» REQUIREMENT
Quote the listing below in full and exactly as written, but omit every picture.

» ROWS
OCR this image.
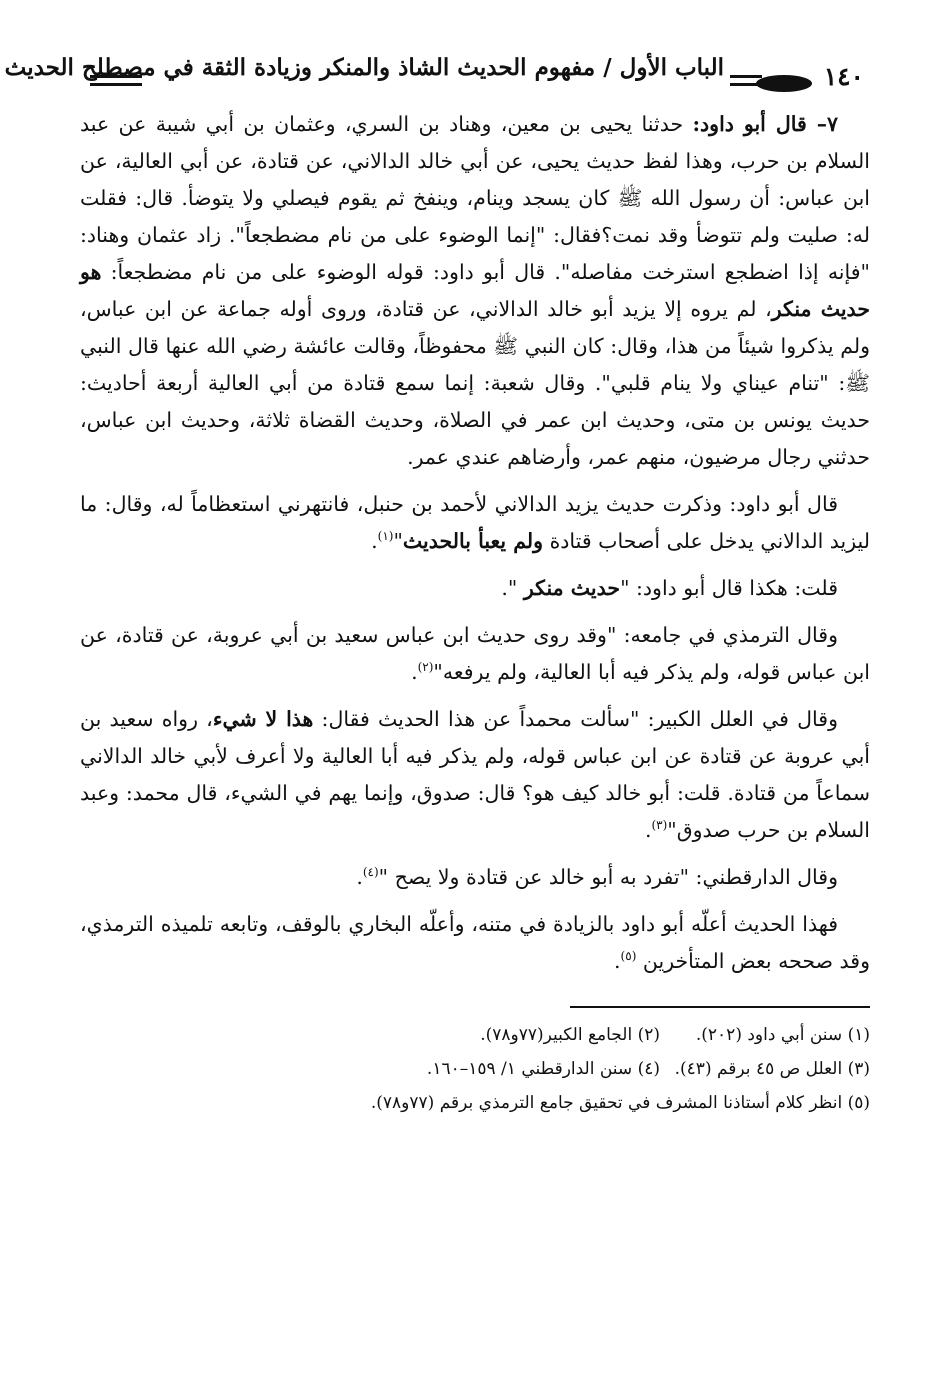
١٤٠
الباب الأول / مفهوم الحديث الشاذ والمنكر وزيادة الثقة في مصطلح الحديث

٧– قال أبو داود: حدثنا يحيى بن معين، وهناد بن السري، وعثمان بن أبي شيبة عن عبد السلام بن حرب، وهذا لفظ حديث يحيى، عن أبي خالد الدالاني، عن قتادة، عن أبي العالية، عن ابن عباس: أن رسول الله ﷺ كان يسجد وينام، وينفخ ثم يقوم فيصلي ولا يتوضأ. قال: فقلت له: صليت ولم تتوضأ وقد نمت؟فقال: "إنما الوضوء على من نام مضطجعاً". زاد عثمان وهناد: "فإنه إذا اضطجع استرخت مفاصله". قال أبو داود: قوله الوضوء على من نام مضطجعاً: هو حديث منكر، لم يروه إلا يزيد أبو خالد الدالاني، عن قتادة، وروى أوله جماعة عن ابن عباس، ولم يذكروا شيئاً من هذا، وقال: كان النبي ﷺ محفوظاً، وقالت عائشة رضي الله عنها قال النبي ﷺ: "تنام عيناي ولا ينام قلبي". وقال شعبة: إنما سمع قتادة من أبي العالية أربعة أحاديث: حديث يونس بن متى، وحديث ابن عمر في الصلاة، وحديث القضاة ثلاثة، وحديث ابن عباس، حدثني رجال مرضيون، منهم عمر، وأرضاهم عندي عمر.

قال أبو داود: وذكرت حديث يزيد الدالاني لأحمد بن حنبل، فانتهرني استعظاماً له، وقال: ما ليزيد الدالاني يدخل على أصحاب قتادة ولم يعبأ بالحديث"$^{(١)}$.

قلت: هكذا قال أبو داود: "حديث منكر ".

وقال الترمذي في جامعه: "وقد روى حديث ابن عباس سعيد بن أبي عروبة، عن قتادة، عن ابن عباس قوله، ولم يذكر فيه أبا العالية، ولم يرفعه"$^{(٢)}$.

وقال في العلل الكبير: "سألت محمداً عن هذا الحديث فقال: هذا لا شيء، رواه سعيد بن أبي عروبة عن قتادة عن ابن عباس قوله، ولم يذكر فيه أبا العالية ولا أعرف لأبي خالد الدالاني سماعاً من قتادة. قلت: أبو خالد كيف هو؟ قال: صدوق، وإنما يهم في الشيء، قال محمد: وعبد السلام بن حرب صدوق"$^{(٣)}$.

وقال الدارقطني: "تفرد به أبو خالد عن قتادة ولا يصح "$^{(٤)}$.

فهذا الحديث أعلّه أبو داود بالزيادة في متنه، وأعلّه البخاري بالوقف، وتابعه تلميذه الترمذي، وقد صححه بعض المتأخرين $^{(٥)}$.

(١) سنن أبي داود (٢٠٢).
(٢) الجامع الكبير(٧٧و٧٨).
(٣) العلل ص ٤٥ برقم (٤٣).
(٤) سنن الدارقطني ١/ ١٥٩–١٦٠.
(٥) انظر كلام أستاذنا المشرف في تحقيق جامع الترمذي برقم (٧٧و٧٨).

» WRITTEN ANSWER
OCR this image.
١٤٠
الباب الأول / مفهوم الحديث الشاذ والمنكر وزيادة الثقة في مصطلح الحديث

٧– قال أبو داود: حدثنا يحيى بن معين، وهناد بن السري، وعثمان بن أبي شيبة عن عبد السلام بن حرب، وهذا لفظ حديث يحيى، عن أبي خالد الدالاني، عن قتادة، عن أبي العالية، عن ابن عباس: أن رسول الله ﷺ كان يسجد وينام، وينفخ ثم يقوم فيصلي ولا يتوضأ. قال: فقلت له: صليت ولم تتوضأ وقد نمت؟فقال: "إنما الوضوء على من نام مضطجعاً". زاد عثمان وهناد: "فإنه إذا اضطجع استرخت مفاصله". قال أبو داود: قوله الوضوء على من نام مضطجعاً: هو حديث منكر، لم يروه إلا يزيد أبو خالد الدالاني، عن قتادة، وروى أوله جماعة عن ابن عباس، ولم يذكروا شيئاً من هذا، وقال: كان النبي ﷺ محفوظاً، وقالت عائشة رضي الله عنها قال النبي ﷺ: "تنام عيناي ولا ينام قلبي". وقال شعبة: إنما سمع قتادة من أبي العالية أربعة أحاديث: حديث يونس بن متى، وحديث ابن عمر في الصلاة، وحديث القضاة ثلاثة، وحديث ابن عباس، حدثني رجال مرضيون، منهم عمر، وأرضاهم عندي عمر.

قال أبو داود: وذكرت حديث يزيد الدالاني لأحمد بن حنبل، فانتهرني استعظاماً له، وقال: ما ليزيد الدالاني يدخل على أصحاب قتادة ولم يعبأ بالحديث"$^{(١)}$.

قلت: هكذا قال أبو داود: "حديث منكر ".

وقال الترمذي في جامعه: "وقد روى حديث ابن عباس سعيد بن أبي عروبة، عن قتادة، عن ابن عباس قوله، ولم يذكر فيه أبا العالية، ولم يرفعه"$^{(٢)}$.

وقال في العلل الكبير: "سألت محمداً عن هذا الحديث فقال: هذا لا شيء، رواه سعيد بن أبي عروبة عن قتادة عن ابن عباس قوله، ولم يذكر فيه أبا العالية ولا أعرف لأبي خالد الدالاني سماعاً من قتادة. قلت: أبو خالد كيف هو؟ قال: صدوق، وإنما يهم في الشيء، قال محمد: وعبد السلام بن حرب صدوق"$^{(٣)}$.

وقال الدارقطني: "تفرد به أبو خالد عن قتادة ولا يصح "$^{(٤)}$.

فهذا الحديث أعلّه أبو داود بالزيادة في متنه، وأعلّه البخاري بالوقف، وتابعه تلميذه الترمذي، وقد صححه بعض المتأخرين $^{(٥)}$.

(١) سنن أبي داود (٢٠٢).
(٢) الجامع الكبير(٧٧و٧٨).
(٣) العلل ص ٤٥ برقم (٤٣).
(٤) سنن الدارقطني ١/ ١٥٩–١٦٠.
(٥) انظر كلام أستاذنا المشرف في تحقيق جامع الترمذي برقم (٧٧و٧٨).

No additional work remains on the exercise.